_TASK PROMPT:_
Where a line holds the string "элементов", return that line.

BEGIN TASK MATERIAL

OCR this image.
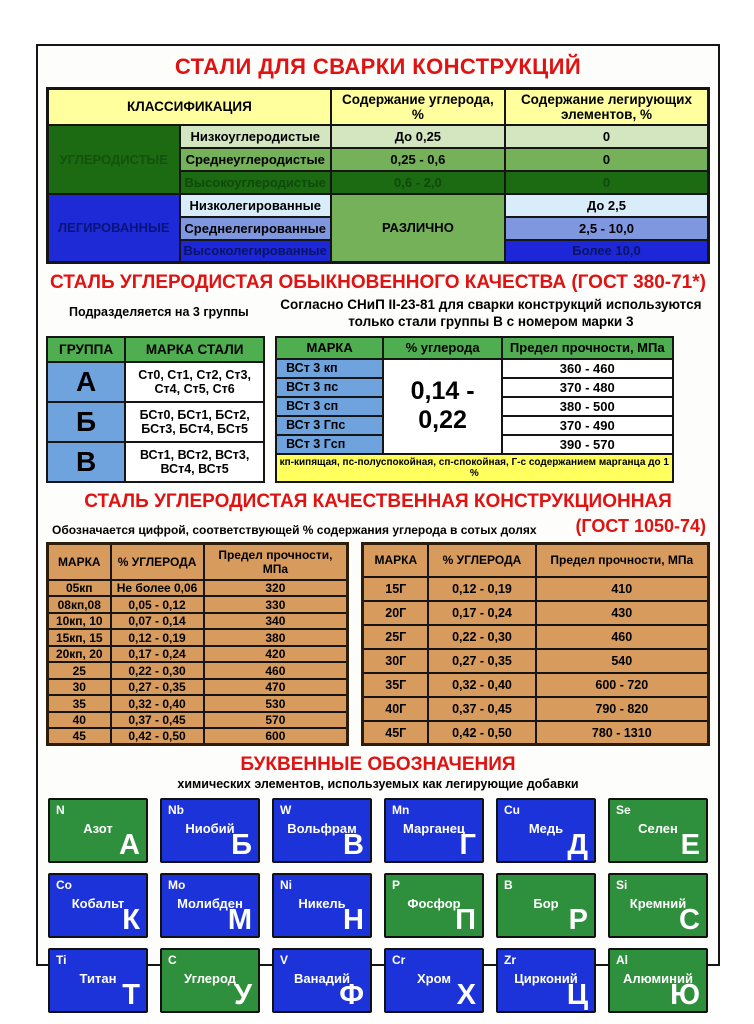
СТАЛИ ДЛЯ СВАРКИ КОНСТРУКЦИЙ
КЛАССИФИКАЦИЯ		Содержание углерода, %	Содержание легирующих элементов, %
УГЛЕРОДИСТЫЕ	Низкоуглеродистые	До 0,25	0
	Среднеуглеродистые	0,25 - 0,6	0
	Высокоуглеродистые	0,6 - 2,0	0
ЛЕГИРОВАННЫЕ	Низколегированные	РАЗЛИЧНО	До 2,5
	Среднелегированные		2,5 - 10,0
	Высоколегированные		Более 10,0
СТАЛЬ УГЛЕРОДИСТАЯ ОБЫКНОВЕННОГО КАЧЕСТВА (ГОСТ 380-71*)
Подразделяется на 3 группы	Согласно СНиП II-23-81 для сварки конструкций используются только стали группы В с номером марки 3
ГРУППА	МАРКА СТАЛИ
А	Ст0, Ст1, Ст2, Ст3, Ст4, Ст5, Ст6
Б	БСт0, БСт1, БСт2, БСт3, БСт4, БСт5
В	ВСт1, ВСт2, ВСт3, ВСт4, ВСт5
МАРКА	% углерода	Предел прочности, МПа
ВСт 3 кп	0,14 - 0,22	360 - 460
ВСт 3 пс		370 - 480
ВСт 3 сп		380 - 500
ВСт 3 Гпс		370 - 490
ВСт 3 Гсп		390 - 570
кп-кипящая, пс-полуспокойная, сп-спокойная, Г-с содержанием марганца до 1 %		
СТАЛЬ УГЛЕРОДИСТАЯ КАЧЕСТВЕННАЯ КОНСТРУКЦИОННАЯ
Обозначается цифрой, соответствующей % содержания углерода в сотых долях	(ГОСТ 1050-74)
МАРКА	% УГЛЕРОДА	Предел прочности, МПа
05кп	Не более 0,06	320
08кп,08	0,05 - 0,12	330
10кп, 10	0,07 - 0,14	340
15кп, 15	0,12 - 0,19	380
20кп, 20	0,17 - 0,24	420
25	0,22 - 0,30	460
30	0,27 - 0,35	470
35	0,32 - 0,40	530
40	0,37 - 0,45	570
45	0,42 - 0,50	600
МАРКА	% УГЛЕРОДА	Предел прочности, МПа
15Г	0,12 - 0,19	410
20Г	0,17 - 0,24	430
25Г	0,22 - 0,30	460
30Г	0,27 - 0,35	540
35Г	0,32 - 0,40	600 - 720
40Г	0,37 - 0,45	790 - 820
45Г	0,42 - 0,50	780 - 1310
БУКВЕННЫЕ ОБОЗНАЧЕНИЯ
химических элементов, используемых как легирующие добавки
N
Азот
А
Nb
Ниобий
Б
W
Вольфрам
В
Mn
Марганец
Г
Cu
Медь
Д
Se
Селен
Е
Co
Кобальт
К
Mo
Молибден
М
Ni
Никель
Н
P
Фосфор
П
B
Бор
Р
Si
Кремний
С
Ti
Титан
Т
C
Углерод
У
V
Ванадий
Ф
Cr
Хром
Х
Zr
Цирконий
Ц
Al
Алюминий
Ю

END TASK MATERIAL

_RESULT BELOW:_
КЛАССИФИКАЦИЯ		Содержание углерода, %	Содержание легирующих элементов, %
химических элементов, используемых как легирующие добавки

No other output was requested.